## Problem details
Retype every entry word for word.

## Saved data entries
* START *

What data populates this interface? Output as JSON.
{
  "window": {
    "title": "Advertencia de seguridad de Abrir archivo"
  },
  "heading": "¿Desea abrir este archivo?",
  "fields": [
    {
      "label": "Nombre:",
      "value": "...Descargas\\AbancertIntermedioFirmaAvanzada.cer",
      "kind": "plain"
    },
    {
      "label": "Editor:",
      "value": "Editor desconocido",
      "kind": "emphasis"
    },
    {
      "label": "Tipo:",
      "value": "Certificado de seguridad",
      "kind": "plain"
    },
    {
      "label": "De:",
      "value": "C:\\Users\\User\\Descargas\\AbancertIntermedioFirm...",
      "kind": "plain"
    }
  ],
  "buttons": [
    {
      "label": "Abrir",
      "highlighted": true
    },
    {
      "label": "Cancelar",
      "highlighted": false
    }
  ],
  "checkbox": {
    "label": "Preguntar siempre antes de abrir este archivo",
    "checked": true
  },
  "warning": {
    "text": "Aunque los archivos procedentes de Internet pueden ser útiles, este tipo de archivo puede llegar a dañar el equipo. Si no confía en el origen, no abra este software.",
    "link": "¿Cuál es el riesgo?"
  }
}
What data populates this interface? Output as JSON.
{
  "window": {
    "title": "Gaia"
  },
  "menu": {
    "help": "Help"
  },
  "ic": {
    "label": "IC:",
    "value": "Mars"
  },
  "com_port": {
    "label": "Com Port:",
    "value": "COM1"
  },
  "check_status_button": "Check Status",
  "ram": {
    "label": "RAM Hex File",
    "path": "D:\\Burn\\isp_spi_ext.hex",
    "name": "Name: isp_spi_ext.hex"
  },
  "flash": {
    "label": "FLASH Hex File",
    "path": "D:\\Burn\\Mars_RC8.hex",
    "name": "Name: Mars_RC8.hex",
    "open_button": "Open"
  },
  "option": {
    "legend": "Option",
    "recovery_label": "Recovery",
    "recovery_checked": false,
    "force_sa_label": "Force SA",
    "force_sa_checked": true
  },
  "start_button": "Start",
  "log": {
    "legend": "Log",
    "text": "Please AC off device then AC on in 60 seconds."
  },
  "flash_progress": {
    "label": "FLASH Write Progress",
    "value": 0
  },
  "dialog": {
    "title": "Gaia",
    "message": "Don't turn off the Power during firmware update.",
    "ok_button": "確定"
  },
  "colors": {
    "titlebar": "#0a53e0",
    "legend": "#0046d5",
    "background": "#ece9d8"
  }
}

* END *

## Completed exercise
What data populates this interface? Output as JSON.
{
  "window": {
    "title": "Advertencia de seguridad de Abrir archivo"
  },
  "heading": "¿Desea abrir este archivo?",
  "fields": [
    {
      "label": "Nombre:",
      "value": "...Descargas\\AbancertIntermedioFirmaAvanzada.cer",
      "kind": "plain"
    },
    {
      "label": "Editor:",
      "value": "Editor desconocido",
      "kind": "emphasis"
    },
    {
      "label": "Tipo:",
      "value": "Certificado de seguridad",
      "kind": "plain"
    },
    {
      "label": "De:",
      "value": "C:\\Users\\User\\Descargas\\AbancertIntermedioFirm...",
      "kind": "plain"
    }
  ],
  "buttons": [
    {
      "label": "Abrir",
      "highlighted": true
    },
    {
      "label": "Cancelar",
      "highlighted": false
    }
  ],
  "checkbox": {
    "label": "Preguntar siempre antes de abrir este archivo",
    "checked": true
  },
  "warning": {
    "text": "Aunque los archivos procedentes de Internet pueden ser útiles, este tipo de archivo puede llegar a dañar el equipo. Si no confía en el origen, no abra este software.",
    "link": "¿Cuál es el riesgo?"
  }
}
What data populates this interface? Output as JSON.
{
  "window": {
    "title": "Gaia"
  },
  "menu": {
    "help": "Help"
  },
  "ic": {
    "label": "IC:",
    "value": "Mars"
  },
  "com_port": {
    "label": "Com Port:",
    "value": "COM1"
  },
  "check_status_button": "Check Status",
  "ram": {
    "label": "RAM Hex File",
    "path": "D:\\Burn\\isp_spi_ext.hex",
    "name": "Name: isp_spi_ext.hex"
  },
  "flash": {
    "label": "FLASH Hex File",
    "path": "D:\\Burn\\Mars_RC8.hex",
    "name": "Name: Mars_RC8.hex",
    "open_button": "Open"
  },
  "option": {
    "legend": "Option",
    "recovery_label": "Recovery",
    "recovery_checked": false,
    "force_sa_label": "Force SA",
    "force_sa_checked": true
  },
  "start_button": "Start",
  "log": {
    "legend": "Log",
    "text": "Please AC off device then AC on in 60 seconds."
  },
  "flash_progress": {
    "label": "FLASH Write Progress",
    "value": 0
  },
  "dialog": {
    "title": "Gaia",
    "message": "Don't turn off the Power during firmware update.",
    "ok_button": "確定"
  },
  "colors": {
    "titlebar": "#0a53e0",
    "legend": "#0046d5",
    "background": "#ece9d8"
  }
}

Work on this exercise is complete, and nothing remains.